A day after her rousing speech at Sunday’s Golden Globes, speculation about Winfrey’s potential White House aspirations sparked some instant handicapping among Washington insiders.
Winfrey, 63, is younger than some of the top Democrats who might run, William Kristol, editor of the conservative Weekly Standard magazine, told followers on Twitter. He also suggested she might stand a better shot in the primaries.
“Sounder on economics than Bernie Sanders, understands Middle America better than Elizabeth Warren, less touchy-feely than Joe Biden, more pleasant than Andrew Cuomo, more charismatic than John Hickenlooper,” he wrote.
Ezra Klein, editor at large of the Vox online news site, said Americans were already “tired of having a celebrity with no political experience fumbling around as president.
“Not sure Oprah (or Tom Hanks, or Mark Cuban, etc) will be a compelling answer to that,” he tweeted.
Winfrey meets all three constitutional tests to run for president: She’s over 35 years old, she’s a U.S. citizen, born in the United States, and she has lived here for more than 14 years.
Her wealth and fame would be enormous assets, just as they were for Trump. Her net worth is $2.8 billion, according to Forbes.
But much of the Oprah 2020 chatter ignores the hard realities of running for president, even for one of the nation’s best known and most popular celebrities.
To millions of Americans, she might seem familiar after decades of hosting a TV talk show, acting in Hollywood movies and now reporting as a special correspondent on CBS’ “60 Minutes.”
But presidential candidates face a vetting far more invasive than anything Winfrey has ever endured.
Beyond the news media’s scrutiny of her personal and professional life, opponents — including a large field of Democrats — would compile dossiers on her past, timing the release of embarrassing details to inflict maximum damage.

Records from a collection
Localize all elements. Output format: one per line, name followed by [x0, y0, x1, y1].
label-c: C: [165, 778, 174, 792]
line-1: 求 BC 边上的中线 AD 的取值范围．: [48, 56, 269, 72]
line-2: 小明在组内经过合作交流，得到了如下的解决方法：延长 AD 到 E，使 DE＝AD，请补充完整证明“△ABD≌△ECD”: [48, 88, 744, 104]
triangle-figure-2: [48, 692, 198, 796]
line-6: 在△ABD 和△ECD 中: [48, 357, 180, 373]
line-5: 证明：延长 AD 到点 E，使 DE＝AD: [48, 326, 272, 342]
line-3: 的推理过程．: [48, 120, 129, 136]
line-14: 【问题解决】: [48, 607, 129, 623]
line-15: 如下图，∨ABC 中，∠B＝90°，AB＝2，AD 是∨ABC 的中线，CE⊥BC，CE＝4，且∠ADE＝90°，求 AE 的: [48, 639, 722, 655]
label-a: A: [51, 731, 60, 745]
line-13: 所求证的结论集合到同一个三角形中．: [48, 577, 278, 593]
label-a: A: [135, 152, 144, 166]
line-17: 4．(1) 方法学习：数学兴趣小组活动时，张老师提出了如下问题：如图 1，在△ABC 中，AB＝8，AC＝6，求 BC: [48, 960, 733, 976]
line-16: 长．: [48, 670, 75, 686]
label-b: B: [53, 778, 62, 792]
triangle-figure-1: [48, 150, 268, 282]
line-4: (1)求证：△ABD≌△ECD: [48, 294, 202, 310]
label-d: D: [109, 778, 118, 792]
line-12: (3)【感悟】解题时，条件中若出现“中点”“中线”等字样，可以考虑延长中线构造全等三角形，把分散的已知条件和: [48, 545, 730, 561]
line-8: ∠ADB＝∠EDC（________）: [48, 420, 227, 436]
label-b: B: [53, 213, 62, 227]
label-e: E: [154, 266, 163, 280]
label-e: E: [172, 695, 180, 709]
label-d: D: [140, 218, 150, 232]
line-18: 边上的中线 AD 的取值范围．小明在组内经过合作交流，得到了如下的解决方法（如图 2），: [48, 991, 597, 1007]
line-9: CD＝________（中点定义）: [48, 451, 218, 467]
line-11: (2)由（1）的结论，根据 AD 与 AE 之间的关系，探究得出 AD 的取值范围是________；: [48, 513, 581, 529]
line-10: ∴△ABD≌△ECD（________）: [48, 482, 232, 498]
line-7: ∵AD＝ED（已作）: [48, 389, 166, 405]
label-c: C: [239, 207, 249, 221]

STUDY QUESTIONS
(a) List every politician that William Kristol compares Winfrey to in the article about her possible presidential run.
(b) What does the article about Winfrey's possible presidential run give as her net worth, according to Forbes?
(c) Transcribe the part of the article about Winfrey's possible presidential run that opens with the words containing "Ezra Klein, editor" and closes with "most popular celebrities.".

RESULTS IN ORDER
(a) Bernie Sanders, Elizabeth Warren, Joe Biden, Andrew Cuomo, John Hickenlooper

(b) $2.8 billion

(c)
Ezra Klein, editor at large of the Vox online news site, said Americans were already “tired of having a celebrity with no political experience fumbling around as president.
“Not sure Oprah (or Tom Hanks, or Mark Cuban, etc) will be a compelling answer to that,” he tweeted.
Winfrey meets all three constitutional tests to run for president: She’s over 35 years old, she’s a U.S. citizen, born in the United States, and she has lived here for more than 14 years.
Her wealth and fame would be enormous assets, just as they were for Trump. Her net worth is $2.8 billion, according to Forbes.
But much of the Oprah 2020 chatter ignores the hard realities of running for president, even for one of the nation’s best known and most popular celebrities.